» Task brief
Show every line below that contains the word "Rail", copying each in full.

» Input data
↓

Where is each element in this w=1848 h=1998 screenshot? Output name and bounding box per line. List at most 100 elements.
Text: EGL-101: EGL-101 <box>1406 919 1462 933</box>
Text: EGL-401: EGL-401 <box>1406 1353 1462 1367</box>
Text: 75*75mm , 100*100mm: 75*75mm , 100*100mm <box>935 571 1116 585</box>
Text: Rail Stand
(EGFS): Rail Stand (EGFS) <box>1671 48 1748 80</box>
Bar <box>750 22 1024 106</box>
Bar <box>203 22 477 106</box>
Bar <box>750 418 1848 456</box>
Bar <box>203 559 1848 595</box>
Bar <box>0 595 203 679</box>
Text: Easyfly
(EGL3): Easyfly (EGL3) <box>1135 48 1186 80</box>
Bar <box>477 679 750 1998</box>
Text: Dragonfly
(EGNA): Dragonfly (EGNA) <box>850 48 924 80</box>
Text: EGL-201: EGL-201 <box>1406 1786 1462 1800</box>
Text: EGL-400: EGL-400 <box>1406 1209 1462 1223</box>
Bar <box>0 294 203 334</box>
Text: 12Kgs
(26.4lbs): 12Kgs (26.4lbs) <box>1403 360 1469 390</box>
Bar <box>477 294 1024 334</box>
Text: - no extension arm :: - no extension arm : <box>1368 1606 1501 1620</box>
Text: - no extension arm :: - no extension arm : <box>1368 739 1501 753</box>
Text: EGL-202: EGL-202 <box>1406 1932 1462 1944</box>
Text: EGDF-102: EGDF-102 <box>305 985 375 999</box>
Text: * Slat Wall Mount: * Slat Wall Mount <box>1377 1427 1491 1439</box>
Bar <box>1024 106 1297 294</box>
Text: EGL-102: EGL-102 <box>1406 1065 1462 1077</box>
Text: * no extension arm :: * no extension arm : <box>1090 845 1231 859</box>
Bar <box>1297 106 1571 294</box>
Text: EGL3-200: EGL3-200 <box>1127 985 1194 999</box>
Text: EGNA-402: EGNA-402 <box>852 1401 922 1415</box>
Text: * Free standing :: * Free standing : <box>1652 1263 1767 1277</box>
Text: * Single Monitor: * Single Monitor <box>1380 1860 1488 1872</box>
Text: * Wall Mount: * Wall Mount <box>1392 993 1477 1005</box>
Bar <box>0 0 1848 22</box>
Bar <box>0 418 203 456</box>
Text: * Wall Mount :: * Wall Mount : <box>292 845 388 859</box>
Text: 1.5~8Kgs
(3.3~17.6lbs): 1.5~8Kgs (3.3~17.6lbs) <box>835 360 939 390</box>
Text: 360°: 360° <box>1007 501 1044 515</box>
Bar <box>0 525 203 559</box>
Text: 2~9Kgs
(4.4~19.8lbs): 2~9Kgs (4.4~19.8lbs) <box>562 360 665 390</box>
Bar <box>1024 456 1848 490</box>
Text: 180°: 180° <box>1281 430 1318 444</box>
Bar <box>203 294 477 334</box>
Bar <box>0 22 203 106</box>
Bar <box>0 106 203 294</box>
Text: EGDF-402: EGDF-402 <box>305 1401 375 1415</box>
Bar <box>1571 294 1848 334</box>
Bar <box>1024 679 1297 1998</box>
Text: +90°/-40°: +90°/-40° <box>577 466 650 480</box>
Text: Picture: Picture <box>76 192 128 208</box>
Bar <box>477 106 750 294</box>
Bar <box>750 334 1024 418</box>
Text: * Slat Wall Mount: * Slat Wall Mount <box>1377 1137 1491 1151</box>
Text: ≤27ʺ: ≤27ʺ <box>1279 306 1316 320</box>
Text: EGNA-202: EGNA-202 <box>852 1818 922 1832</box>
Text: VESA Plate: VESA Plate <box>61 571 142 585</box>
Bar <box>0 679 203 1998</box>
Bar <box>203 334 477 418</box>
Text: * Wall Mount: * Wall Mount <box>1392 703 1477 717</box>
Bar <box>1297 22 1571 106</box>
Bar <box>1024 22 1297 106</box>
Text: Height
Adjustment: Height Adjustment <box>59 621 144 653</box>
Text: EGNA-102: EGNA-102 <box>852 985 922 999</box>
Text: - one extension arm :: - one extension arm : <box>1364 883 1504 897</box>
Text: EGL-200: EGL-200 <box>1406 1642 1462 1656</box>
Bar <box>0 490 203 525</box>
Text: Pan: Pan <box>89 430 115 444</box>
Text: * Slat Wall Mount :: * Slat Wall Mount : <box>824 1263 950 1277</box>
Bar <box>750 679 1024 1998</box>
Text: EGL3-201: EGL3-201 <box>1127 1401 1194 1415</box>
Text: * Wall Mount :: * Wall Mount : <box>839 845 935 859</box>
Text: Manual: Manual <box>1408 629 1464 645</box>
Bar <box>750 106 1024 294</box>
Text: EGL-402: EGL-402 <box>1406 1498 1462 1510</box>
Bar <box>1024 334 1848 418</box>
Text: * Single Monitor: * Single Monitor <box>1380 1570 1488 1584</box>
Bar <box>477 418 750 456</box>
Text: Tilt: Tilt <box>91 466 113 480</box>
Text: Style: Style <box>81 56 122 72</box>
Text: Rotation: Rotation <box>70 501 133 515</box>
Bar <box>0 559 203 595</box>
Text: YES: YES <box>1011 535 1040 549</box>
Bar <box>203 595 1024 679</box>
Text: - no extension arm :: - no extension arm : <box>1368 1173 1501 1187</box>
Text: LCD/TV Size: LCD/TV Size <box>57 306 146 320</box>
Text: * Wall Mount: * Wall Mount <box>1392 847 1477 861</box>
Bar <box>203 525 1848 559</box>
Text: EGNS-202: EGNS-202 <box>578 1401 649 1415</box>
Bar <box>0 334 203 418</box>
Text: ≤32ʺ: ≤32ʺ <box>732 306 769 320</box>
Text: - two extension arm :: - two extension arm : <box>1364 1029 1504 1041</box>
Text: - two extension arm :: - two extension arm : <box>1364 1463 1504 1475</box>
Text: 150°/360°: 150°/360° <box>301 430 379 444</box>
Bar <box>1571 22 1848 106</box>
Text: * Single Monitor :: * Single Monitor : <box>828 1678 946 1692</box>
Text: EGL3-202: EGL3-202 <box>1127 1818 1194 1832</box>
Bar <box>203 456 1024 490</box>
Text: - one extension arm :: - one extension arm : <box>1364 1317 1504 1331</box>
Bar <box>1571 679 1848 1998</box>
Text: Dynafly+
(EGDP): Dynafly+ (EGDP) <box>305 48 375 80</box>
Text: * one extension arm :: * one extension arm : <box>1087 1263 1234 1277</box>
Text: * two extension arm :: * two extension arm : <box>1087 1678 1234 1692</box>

↑

» Answer for this exercise
Text: Rail Stand
(EGFS): Rail Stand (EGFS) <box>1671 48 1748 80</box>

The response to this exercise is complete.